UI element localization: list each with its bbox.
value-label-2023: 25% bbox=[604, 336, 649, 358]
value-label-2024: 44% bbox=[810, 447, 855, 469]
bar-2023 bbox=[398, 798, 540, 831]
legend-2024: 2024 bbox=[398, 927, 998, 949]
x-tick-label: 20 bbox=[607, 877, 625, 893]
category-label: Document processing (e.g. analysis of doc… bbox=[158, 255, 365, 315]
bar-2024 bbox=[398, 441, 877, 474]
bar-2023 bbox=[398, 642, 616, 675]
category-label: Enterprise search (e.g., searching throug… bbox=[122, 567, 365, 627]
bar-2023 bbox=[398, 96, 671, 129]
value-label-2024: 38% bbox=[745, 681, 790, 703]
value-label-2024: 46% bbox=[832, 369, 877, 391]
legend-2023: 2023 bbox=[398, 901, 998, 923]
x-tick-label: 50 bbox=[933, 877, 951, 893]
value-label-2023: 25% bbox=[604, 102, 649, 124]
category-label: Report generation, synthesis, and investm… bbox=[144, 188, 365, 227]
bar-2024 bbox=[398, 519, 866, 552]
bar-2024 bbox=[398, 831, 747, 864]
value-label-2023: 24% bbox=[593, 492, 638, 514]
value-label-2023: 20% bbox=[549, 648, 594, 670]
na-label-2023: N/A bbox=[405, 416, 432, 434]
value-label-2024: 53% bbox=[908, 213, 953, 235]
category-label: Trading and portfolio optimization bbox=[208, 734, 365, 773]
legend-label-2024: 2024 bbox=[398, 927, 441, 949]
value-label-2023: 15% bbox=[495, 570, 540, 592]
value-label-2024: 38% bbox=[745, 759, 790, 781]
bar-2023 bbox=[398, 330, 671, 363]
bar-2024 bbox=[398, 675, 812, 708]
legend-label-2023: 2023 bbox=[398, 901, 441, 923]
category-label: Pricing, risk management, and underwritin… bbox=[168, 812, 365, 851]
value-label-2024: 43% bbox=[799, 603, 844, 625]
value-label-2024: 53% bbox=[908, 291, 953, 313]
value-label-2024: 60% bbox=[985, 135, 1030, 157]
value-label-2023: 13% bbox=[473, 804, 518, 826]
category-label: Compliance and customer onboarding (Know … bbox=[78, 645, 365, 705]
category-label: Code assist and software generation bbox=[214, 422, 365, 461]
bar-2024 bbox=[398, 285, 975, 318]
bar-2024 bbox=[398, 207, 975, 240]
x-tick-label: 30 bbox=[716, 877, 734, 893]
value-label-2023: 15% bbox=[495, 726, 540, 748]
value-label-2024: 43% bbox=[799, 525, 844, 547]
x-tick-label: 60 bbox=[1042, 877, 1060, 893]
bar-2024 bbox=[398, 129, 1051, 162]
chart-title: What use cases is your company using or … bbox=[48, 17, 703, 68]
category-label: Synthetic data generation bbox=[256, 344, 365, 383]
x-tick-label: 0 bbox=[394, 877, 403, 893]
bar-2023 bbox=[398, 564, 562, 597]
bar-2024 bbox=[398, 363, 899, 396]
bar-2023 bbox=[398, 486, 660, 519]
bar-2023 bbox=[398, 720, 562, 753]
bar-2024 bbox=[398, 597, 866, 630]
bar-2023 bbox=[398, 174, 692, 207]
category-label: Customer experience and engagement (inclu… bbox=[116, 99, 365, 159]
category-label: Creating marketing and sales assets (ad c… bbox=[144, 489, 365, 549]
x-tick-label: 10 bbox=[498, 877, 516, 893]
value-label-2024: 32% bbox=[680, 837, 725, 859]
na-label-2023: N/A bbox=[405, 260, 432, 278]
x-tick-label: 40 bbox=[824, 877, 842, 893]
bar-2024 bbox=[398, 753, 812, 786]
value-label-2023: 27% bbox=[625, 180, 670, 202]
....................
Print every line of the data above without any changes, in the same order.

UI element localization: list each with its bbox.
value-label-2023: 25% bbox=[604, 336, 649, 358]
value-label-2024: 44% bbox=[810, 447, 855, 469]
bar-2023 bbox=[398, 798, 540, 831]
legend-2024: 2024 bbox=[398, 927, 998, 949]
x-tick-label: 20 bbox=[607, 877, 625, 893]
category-label: Document processing (e.g. analysis of doc… bbox=[158, 255, 365, 315]
bar-2024 bbox=[398, 441, 877, 474]
bar-2023 bbox=[398, 642, 616, 675]
category-label: Enterprise search (e.g., searching throug… bbox=[122, 567, 365, 627]
bar-2023 bbox=[398, 96, 671, 129]
value-label-2024: 38% bbox=[745, 681, 790, 703]
value-label-2024: 46% bbox=[832, 369, 877, 391]
legend-2023: 2023 bbox=[398, 901, 998, 923]
x-tick-label: 50 bbox=[933, 877, 951, 893]
value-label-2023: 25% bbox=[604, 102, 649, 124]
category-label: Report generation, synthesis, and investm… bbox=[144, 188, 365, 227]
bar-2024 bbox=[398, 519, 866, 552]
bar-2024 bbox=[398, 831, 747, 864]
value-label-2023: 24% bbox=[593, 492, 638, 514]
value-label-2023: 20% bbox=[549, 648, 594, 670]
na-label-2023: N/A bbox=[405, 416, 432, 434]
value-label-2024: 53% bbox=[908, 213, 953, 235]
category-label: Trading and portfolio optimization bbox=[208, 734, 365, 773]
legend-label-2024: 2024 bbox=[398, 927, 441, 949]
value-label-2023: 15% bbox=[495, 570, 540, 592]
value-label-2024: 38% bbox=[745, 759, 790, 781]
bar-2023 bbox=[398, 330, 671, 363]
bar-2024 bbox=[398, 675, 812, 708]
legend-label-2023: 2023 bbox=[398, 901, 441, 923]
category-label: Pricing, risk management, and underwritin… bbox=[168, 812, 365, 851]
value-label-2024: 43% bbox=[799, 603, 844, 625]
value-label-2024: 53% bbox=[908, 291, 953, 313]
value-label-2024: 60% bbox=[985, 135, 1030, 157]
value-label-2023: 13% bbox=[473, 804, 518, 826]
category-label: Compliance and customer onboarding (Know … bbox=[78, 645, 365, 705]
category-label: Code assist and software generation bbox=[214, 422, 365, 461]
bar-2024 bbox=[398, 285, 975, 318]
bar-2024 bbox=[398, 207, 975, 240]
x-tick-label: 30 bbox=[716, 877, 734, 893]
value-label-2023: 15% bbox=[495, 726, 540, 748]
value-label-2024: 43% bbox=[799, 525, 844, 547]
x-tick-label: 60 bbox=[1042, 877, 1060, 893]
bar-2024 bbox=[398, 129, 1051, 162]
chart-title: What use cases is your company using or … bbox=[48, 17, 703, 68]
category-label: Synthetic data generation bbox=[256, 344, 365, 383]
x-tick-label: 0 bbox=[394, 877, 403, 893]
bar-2023 bbox=[398, 564, 562, 597]
bar-2024 bbox=[398, 363, 899, 396]
bar-2023 bbox=[398, 486, 660, 519]
bar-2023 bbox=[398, 720, 562, 753]
bar-2024 bbox=[398, 597, 866, 630]
bar-2023 bbox=[398, 174, 692, 207]
category-label: Customer experience and engagement (inclu… bbox=[116, 99, 365, 159]
category-label: Creating marketing and sales assets (ad c… bbox=[144, 489, 365, 549]
x-tick-label: 10 bbox=[498, 877, 516, 893]
value-label-2024: 32% bbox=[680, 837, 725, 859]
na-label-2023: N/A bbox=[405, 260, 432, 278]
x-tick-label: 40 bbox=[824, 877, 842, 893]
bar-2024 bbox=[398, 753, 812, 786]
value-label-2023: 27% bbox=[625, 180, 670, 202]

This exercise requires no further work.